WHAT NEEDS TO BE DONE – Print the advice column's wording from "Get Over Politics" up to and including "you! (And him.)", without any changes.

PASSAGE FOR REVIEW –

<<<<

P.P.S. Give that couple a call and ask them if they’d like to have one regular third until this monkeypox business blows over.
GWM. Southerner. Progressive Democrat in a red state. Long time reader and admirer of yours. My husband and I have a good life, jobs we like, vacations at gay destinations with friends, and supportive family connections. The flames of love and sex are still strong after many years of marriage. We know that we are very, very fortunate! When we met, we had both been single for several years. We were carrying a lot of religious baggage around with us, and we both had a few previous painful LTRs. But your recent column about gay men being less racist and discriminatory on apps made me LOL. You said it wasn’t okay to list, say, “no fats, no femmes, no Asians,” but it was okay to say, “no Republicans!”
I was always kind and inclusive on the apps back when I was dating. I met and dated guys of many races, body types, incomes, etc. And all my ads said, “I’m open to anyone, but no Republicans!” I met a man at a leather bar. We talked, kissed, fucked, and fell for each other. When we first met, I did not know he was a Republican. After a few dates we were discussing jobs in more detail. I knew he was a lawyer. That night he “came out” to me as a Republican. I was in shock. Today, he is a Republican elected official (!) and I am his supportive spouse at Republican political events. And he is my supportive spouse at Democratic political events! We do not try to change each other. We listen and learn. We do not talk politics—which helps—and he got in trouble with some people for not supporting Trump. I am proud of him. And I would have missed out on the love of my life and years of happiness if I had stuck to “no Republicans.” Crazy how things worked out.
Get Over Politics
It’s advice, not binding arbitration. So, my readers aren’t obligated to put “NO REPUBLICANS” in their dating profiles. Likewise, no one is obligated to dump a Republican they accidentally started fucking. My readers aren’t even obligated not to be Republicans. All that said, GOP, while I’m sure your husband is a lovely guy in all other respects, and while I’m happy you’re happy, I couldn’t do what you’re doing. Or who you’re doing. If I found out a guy I was dating was a Republican and found out he hid that fact because he (rightly) assumed I wouldn’t touch him with my dick otherwise, I wouldn’t be able to swallow my anger. Or anything else. But you do you! (And him.)

>>>>

DATA RECORDS –
<<<<

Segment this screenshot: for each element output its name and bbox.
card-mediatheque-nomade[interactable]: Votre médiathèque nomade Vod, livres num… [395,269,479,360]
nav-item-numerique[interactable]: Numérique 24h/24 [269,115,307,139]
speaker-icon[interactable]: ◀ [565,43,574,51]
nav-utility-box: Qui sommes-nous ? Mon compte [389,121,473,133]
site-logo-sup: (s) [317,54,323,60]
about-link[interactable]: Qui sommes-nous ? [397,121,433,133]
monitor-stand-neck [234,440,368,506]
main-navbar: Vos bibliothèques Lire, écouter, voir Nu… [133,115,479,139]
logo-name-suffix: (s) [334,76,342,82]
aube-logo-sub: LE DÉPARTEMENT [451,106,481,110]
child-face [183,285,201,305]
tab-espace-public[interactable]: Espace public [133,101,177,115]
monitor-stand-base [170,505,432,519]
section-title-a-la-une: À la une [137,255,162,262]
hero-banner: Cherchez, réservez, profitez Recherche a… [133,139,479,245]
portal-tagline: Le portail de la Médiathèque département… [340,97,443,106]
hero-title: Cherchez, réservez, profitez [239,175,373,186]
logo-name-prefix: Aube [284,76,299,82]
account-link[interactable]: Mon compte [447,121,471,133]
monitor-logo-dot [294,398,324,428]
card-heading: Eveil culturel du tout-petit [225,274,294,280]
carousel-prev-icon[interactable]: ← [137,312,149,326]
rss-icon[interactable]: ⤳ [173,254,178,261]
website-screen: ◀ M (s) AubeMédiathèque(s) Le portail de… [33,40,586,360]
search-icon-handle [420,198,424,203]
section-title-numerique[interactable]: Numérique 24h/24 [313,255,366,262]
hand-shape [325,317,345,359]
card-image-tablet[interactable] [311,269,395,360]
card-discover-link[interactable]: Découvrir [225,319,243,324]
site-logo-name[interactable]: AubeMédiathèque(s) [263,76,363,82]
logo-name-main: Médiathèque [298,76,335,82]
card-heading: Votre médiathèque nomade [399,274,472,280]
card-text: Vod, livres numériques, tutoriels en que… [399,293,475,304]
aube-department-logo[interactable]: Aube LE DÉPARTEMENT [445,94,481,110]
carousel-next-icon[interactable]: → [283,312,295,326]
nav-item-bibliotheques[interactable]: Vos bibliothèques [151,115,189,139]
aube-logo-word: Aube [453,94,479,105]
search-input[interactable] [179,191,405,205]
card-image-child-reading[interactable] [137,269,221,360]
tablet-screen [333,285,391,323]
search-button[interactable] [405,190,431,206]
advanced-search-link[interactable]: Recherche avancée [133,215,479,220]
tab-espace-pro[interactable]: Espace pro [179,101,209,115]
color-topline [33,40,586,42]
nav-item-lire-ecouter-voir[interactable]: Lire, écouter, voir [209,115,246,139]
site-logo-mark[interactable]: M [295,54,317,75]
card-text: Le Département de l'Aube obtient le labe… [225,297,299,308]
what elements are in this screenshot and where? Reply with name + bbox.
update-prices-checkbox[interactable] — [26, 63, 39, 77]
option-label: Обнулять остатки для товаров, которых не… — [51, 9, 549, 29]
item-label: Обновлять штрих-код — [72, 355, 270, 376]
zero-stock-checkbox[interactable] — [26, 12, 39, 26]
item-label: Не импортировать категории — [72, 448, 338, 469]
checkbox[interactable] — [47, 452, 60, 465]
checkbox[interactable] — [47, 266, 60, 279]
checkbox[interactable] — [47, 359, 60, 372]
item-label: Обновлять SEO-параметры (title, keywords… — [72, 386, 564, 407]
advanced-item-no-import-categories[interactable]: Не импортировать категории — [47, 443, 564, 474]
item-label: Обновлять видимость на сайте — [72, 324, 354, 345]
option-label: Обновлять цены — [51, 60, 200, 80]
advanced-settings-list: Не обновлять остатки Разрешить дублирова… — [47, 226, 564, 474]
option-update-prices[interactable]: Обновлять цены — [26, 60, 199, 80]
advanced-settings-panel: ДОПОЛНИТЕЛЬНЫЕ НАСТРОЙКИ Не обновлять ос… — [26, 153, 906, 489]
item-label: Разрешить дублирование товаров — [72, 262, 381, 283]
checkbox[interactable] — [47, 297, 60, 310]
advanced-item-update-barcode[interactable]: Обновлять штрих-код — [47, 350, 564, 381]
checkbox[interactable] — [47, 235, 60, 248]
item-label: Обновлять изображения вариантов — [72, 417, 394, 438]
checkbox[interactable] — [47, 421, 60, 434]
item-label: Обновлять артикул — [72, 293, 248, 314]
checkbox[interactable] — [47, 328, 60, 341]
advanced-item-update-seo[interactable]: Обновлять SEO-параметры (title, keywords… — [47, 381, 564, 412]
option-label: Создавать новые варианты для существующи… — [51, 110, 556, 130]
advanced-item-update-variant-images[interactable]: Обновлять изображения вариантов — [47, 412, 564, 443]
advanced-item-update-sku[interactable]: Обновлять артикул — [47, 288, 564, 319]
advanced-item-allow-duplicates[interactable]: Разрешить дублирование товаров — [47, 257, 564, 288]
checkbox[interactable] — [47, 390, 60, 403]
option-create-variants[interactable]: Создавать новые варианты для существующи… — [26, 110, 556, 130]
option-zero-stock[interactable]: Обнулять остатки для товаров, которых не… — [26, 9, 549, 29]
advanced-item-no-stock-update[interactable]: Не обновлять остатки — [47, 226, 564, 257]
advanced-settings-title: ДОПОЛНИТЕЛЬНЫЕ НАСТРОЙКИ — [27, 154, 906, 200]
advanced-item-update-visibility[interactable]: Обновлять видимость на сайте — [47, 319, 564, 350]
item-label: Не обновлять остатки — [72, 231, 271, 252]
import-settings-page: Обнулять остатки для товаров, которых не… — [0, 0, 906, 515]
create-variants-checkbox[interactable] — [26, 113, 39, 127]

>>>>

EXERCISE OUTPUT –
Get Over Politics
It’s advice, not binding arbitration. So, my readers aren’t obligated to put “NO REPUBLICANS” in their dating profiles. Likewise, no one is obligated to dump a Republican they accidentally started fucking. My readers aren’t even obligated not to be Republicans. All that said, GOP, while I’m sure your husband is a lovely guy in all other respects, and while I’m happy you’re happy, I couldn’t do what you’re doing. Or who you’re doing. If I found out a guy I was dating was a Republican and found out he hid that fact because he (rightly) assumed I wouldn’t touch him with my dick otherwise, I wouldn’t be able to swallow my anger. Or anything else. But you do you! (And him.)